Extracted material:
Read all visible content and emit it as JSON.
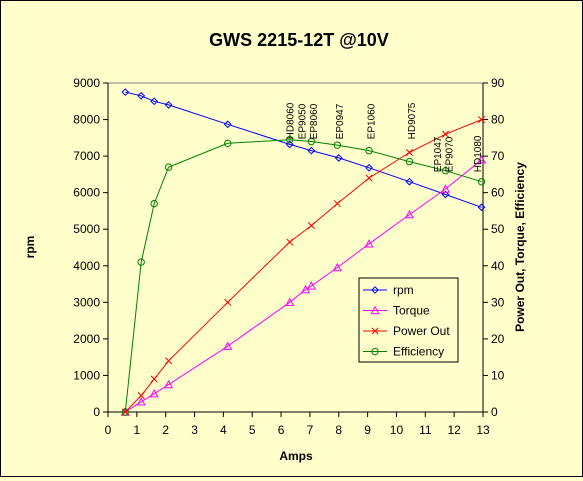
{
  "chart_data": {
    "type": "line",
    "title": "GWS 2215-12T @10V",
    "xlabel": "Amps",
    "ylabel_left": "rpm",
    "ylabel_right": "Power Out, Torque, Efficiency",
    "xlim": [
      0,
      13
    ],
    "xticks": [
      "0",
      "1",
      "2",
      "3",
      "4",
      "5",
      "6",
      "7",
      "8",
      "9",
      "10",
      "11",
      "12",
      "13"
    ],
    "ylim_left": [
      0,
      9000
    ],
    "yticks_left": [
      "0",
      "1000",
      "2000",
      "3000",
      "4000",
      "5000",
      "6000",
      "7000",
      "8000",
      "9000"
    ],
    "ylim_right": [
      0,
      90
    ],
    "yticks_right": [
      "0",
      "10",
      "20",
      "30",
      "40",
      "50",
      "60",
      "70",
      "80",
      "90"
    ],
    "grid": false,
    "legend_position": "bottom-right",
    "series": [
      {
        "name": "rpm",
        "axis": "left",
        "color": "#0000ff",
        "marker": "diamond",
        "x": [
          0.6,
          1.15,
          1.6,
          2.1,
          4.15,
          6.3,
          7.05,
          8.0,
          9.05,
          10.45,
          11.7,
          12.95
        ],
        "y": [
          8750,
          8650,
          8500,
          8400,
          7870,
          7320,
          7150,
          6950,
          6680,
          6300,
          5950,
          5600
        ]
      },
      {
        "name": "Torque",
        "axis": "right",
        "color": "#ff00ff",
        "marker": "triangle",
        "x": [
          0.6,
          1.15,
          1.6,
          2.1,
          4.15,
          6.3,
          6.85,
          7.05,
          7.95,
          9.05,
          10.45,
          11.7,
          12.95
        ],
        "y": [
          0,
          2.8,
          5,
          7.5,
          18,
          30,
          33.5,
          34.5,
          39.5,
          46,
          54,
          61,
          69
        ]
      },
      {
        "name": "Power Out",
        "axis": "right",
        "color": "#ff0000",
        "marker": "x",
        "x": [
          0.6,
          1.15,
          1.6,
          2.1,
          4.15,
          6.3,
          7.05,
          7.95,
          9.05,
          10.45,
          11.7,
          12.95
        ],
        "y": [
          0,
          4.5,
          9,
          14,
          30,
          46.5,
          51,
          57,
          64,
          71,
          76,
          80
        ]
      },
      {
        "name": "Efficiency",
        "axis": "right",
        "color": "#008000",
        "marker": "circle",
        "x": [
          0.6,
          1.15,
          1.6,
          2.1,
          4.15,
          6.3,
          7.05,
          7.95,
          9.05,
          10.45,
          11.7,
          12.95
        ],
        "y": [
          0,
          41,
          57,
          67,
          73.5,
          74.5,
          74,
          73,
          71.5,
          68.5,
          66,
          63
        ]
      }
    ],
    "annotations": [
      {
        "text": "HD8060",
        "x": 6.3,
        "y": 73.5
      },
      {
        "text": "EP9050",
        "x": 6.7,
        "y": 73.5
      },
      {
        "text": "EP8060",
        "x": 7.1,
        "y": 73.5
      },
      {
        "text": "EP0947",
        "x": 8.0,
        "y": 73.5
      },
      {
        "text": "EP1060",
        "x": 9.1,
        "y": 73.5
      },
      {
        "text": "HD9075",
        "x": 10.5,
        "y": 73.5
      },
      {
        "text": "EP1047",
        "x": 11.4,
        "y": 64.5
      },
      {
        "text": "EP9070",
        "x": 11.8,
        "y": 64.5
      },
      {
        "text": "HD1080",
        "x": 12.8,
        "y": 64.5
      }
    ]
  }
}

Direction: Reproduce each line of the entries in which the word "text" is found.

Task solution:
        "text": "HD8060",
        "text": "EP9050",
        "text": "EP8060",
        "text": "EP0947",
        "text": "EP1060",
        "text": "HD9075",
        "text": "EP1047",
        "text": "EP9070",
        "text": "HD1080",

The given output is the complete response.